What the task requires
Word for word, set down the records and skip each picture.

Provided records
··········

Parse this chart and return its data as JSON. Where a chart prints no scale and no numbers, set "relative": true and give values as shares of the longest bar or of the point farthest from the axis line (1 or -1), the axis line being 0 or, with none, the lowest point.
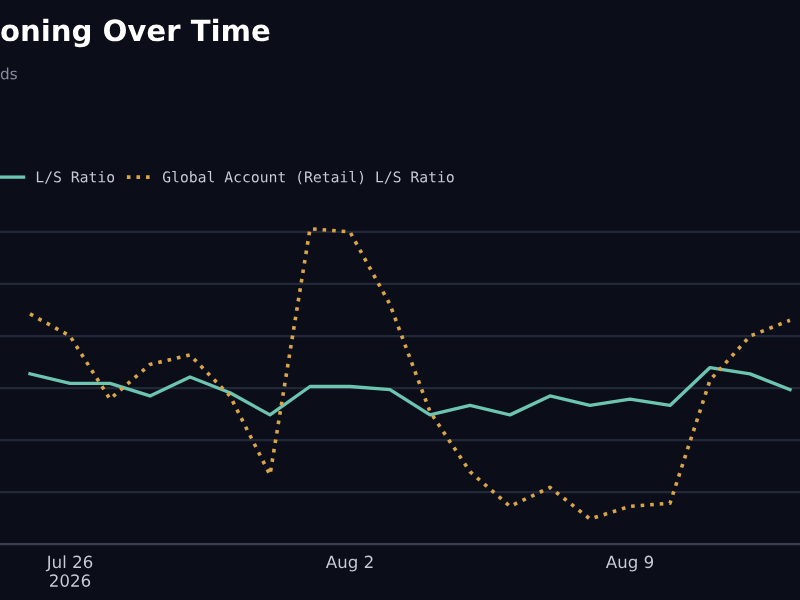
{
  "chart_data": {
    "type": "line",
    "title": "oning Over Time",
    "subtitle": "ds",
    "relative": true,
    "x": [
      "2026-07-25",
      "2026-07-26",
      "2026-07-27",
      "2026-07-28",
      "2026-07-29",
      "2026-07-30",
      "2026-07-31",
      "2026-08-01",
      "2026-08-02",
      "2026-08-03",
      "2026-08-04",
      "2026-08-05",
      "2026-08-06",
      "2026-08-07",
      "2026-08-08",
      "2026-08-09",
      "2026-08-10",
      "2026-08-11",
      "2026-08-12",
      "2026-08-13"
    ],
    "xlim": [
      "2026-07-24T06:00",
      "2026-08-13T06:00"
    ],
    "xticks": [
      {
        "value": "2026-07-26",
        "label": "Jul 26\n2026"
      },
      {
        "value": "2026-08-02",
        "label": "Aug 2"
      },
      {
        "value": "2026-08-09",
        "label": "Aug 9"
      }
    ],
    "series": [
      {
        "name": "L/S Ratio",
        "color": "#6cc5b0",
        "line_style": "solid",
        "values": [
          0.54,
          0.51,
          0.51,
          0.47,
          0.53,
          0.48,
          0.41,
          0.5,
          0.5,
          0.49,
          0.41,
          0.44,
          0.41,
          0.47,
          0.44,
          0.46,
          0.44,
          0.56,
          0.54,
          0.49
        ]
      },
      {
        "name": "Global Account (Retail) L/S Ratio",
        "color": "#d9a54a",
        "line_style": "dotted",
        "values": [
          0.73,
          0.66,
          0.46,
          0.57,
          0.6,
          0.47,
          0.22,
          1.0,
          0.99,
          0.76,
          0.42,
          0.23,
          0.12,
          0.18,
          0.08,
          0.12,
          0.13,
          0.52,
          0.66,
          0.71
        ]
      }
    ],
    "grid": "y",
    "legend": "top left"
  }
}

··········

Full answer
Parse this chart and return its data as JSON. Where a chart prints no scale and no numbers, set "relative": true and give values as shares of the longest bar or of the point farthest from the axis line (1 or -1), the axis line being 0 or, with none, the lowest point.
{
  "chart_data": {
    "type": "line",
    "title": "oning Over Time",
    "subtitle": "ds",
    "relative": true,
    "x": [
      "2026-07-25",
      "2026-07-26",
      "2026-07-27",
      "2026-07-28",
      "2026-07-29",
      "2026-07-30",
      "2026-07-31",
      "2026-08-01",
      "2026-08-02",
      "2026-08-03",
      "2026-08-04",
      "2026-08-05",
      "2026-08-06",
      "2026-08-07",
      "2026-08-08",
      "2026-08-09",
      "2026-08-10",
      "2026-08-11",
      "2026-08-12",
      "2026-08-13"
    ],
    "xlim": [
      "2026-07-24T06:00",
      "2026-08-13T06:00"
    ],
    "xticks": [
      {
        "value": "2026-07-26",
        "label": "Jul 26\n2026"
      },
      {
        "value": "2026-08-02",
        "label": "Aug 2"
      },
      {
        "value": "2026-08-09",
        "label": "Aug 9"
      }
    ],
    "series": [
      {
        "name": "L/S Ratio",
        "color": "#6cc5b0",
        "line_style": "solid",
        "values": [
          0.54,
          0.51,
          0.51,
          0.47,
          0.53,
          0.48,
          0.41,
          0.5,
          0.5,
          0.49,
          0.41,
          0.44,
          0.41,
          0.47,
          0.44,
          0.46,
          0.44,
          0.56,
          0.54,
          0.49
        ]
      },
      {
        "name": "Global Account (Retail) L/S Ratio",
        "color": "#d9a54a",
        "line_style": "dotted",
        "values": [
          0.73,
          0.66,
          0.46,
          0.57,
          0.6,
          0.47,
          0.22,
          1.0,
          0.99,
          0.76,
          0.42,
          0.23,
          0.12,
          0.18,
          0.08,
          0.12,
          0.13,
          0.52,
          0.66,
          0.71
        ]
      }
    ],
    "grid": "y",
    "legend": "top left"
  }
}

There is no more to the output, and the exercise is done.